• WHAT THE TASK ASKS:
In the listing that follows, count the lines holding the word "text" and report only that number.
=======
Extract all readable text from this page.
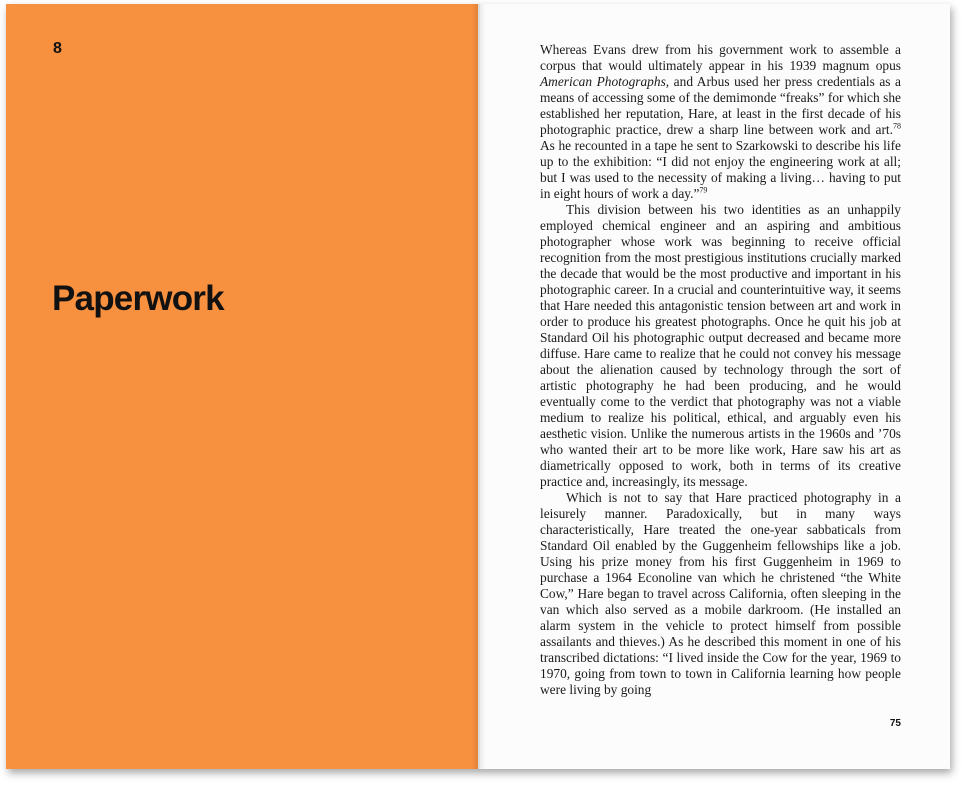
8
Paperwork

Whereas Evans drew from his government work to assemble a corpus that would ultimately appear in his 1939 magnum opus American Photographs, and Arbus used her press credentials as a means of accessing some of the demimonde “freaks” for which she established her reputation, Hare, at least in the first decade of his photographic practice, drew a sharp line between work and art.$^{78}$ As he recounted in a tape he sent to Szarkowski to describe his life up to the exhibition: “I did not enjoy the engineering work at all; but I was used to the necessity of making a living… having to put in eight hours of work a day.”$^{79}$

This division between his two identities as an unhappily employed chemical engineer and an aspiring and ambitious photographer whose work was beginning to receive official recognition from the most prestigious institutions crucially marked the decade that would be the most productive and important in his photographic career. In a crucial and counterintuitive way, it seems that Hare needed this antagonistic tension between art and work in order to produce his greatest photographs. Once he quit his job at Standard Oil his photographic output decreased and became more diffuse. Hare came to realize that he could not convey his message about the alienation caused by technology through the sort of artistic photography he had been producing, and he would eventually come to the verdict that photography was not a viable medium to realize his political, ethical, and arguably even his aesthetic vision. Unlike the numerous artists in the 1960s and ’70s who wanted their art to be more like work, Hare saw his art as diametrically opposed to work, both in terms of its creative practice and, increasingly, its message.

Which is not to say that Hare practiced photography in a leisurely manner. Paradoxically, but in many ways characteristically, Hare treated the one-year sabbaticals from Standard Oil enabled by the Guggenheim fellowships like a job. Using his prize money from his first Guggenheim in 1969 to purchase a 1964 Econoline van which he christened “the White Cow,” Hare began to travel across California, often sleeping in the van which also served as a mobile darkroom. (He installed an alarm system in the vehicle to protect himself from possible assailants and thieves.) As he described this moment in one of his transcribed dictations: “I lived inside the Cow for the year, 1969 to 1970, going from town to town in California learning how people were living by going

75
=======
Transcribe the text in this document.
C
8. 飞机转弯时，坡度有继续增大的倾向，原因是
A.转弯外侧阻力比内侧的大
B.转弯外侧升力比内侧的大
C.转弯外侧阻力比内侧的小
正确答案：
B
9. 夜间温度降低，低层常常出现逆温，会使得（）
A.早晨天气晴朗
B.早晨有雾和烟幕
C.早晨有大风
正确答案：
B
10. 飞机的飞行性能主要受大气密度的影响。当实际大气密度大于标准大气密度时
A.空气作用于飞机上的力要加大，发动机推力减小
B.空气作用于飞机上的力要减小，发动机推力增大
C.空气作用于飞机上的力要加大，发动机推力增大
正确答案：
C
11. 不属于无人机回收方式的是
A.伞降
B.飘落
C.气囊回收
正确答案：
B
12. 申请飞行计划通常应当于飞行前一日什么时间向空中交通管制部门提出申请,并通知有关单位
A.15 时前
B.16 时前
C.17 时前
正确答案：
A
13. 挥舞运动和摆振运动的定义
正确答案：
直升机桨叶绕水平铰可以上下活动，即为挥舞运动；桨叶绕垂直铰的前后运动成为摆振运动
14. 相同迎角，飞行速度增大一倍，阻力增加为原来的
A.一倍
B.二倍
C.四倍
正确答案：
=======
• THE SOLUTION:
2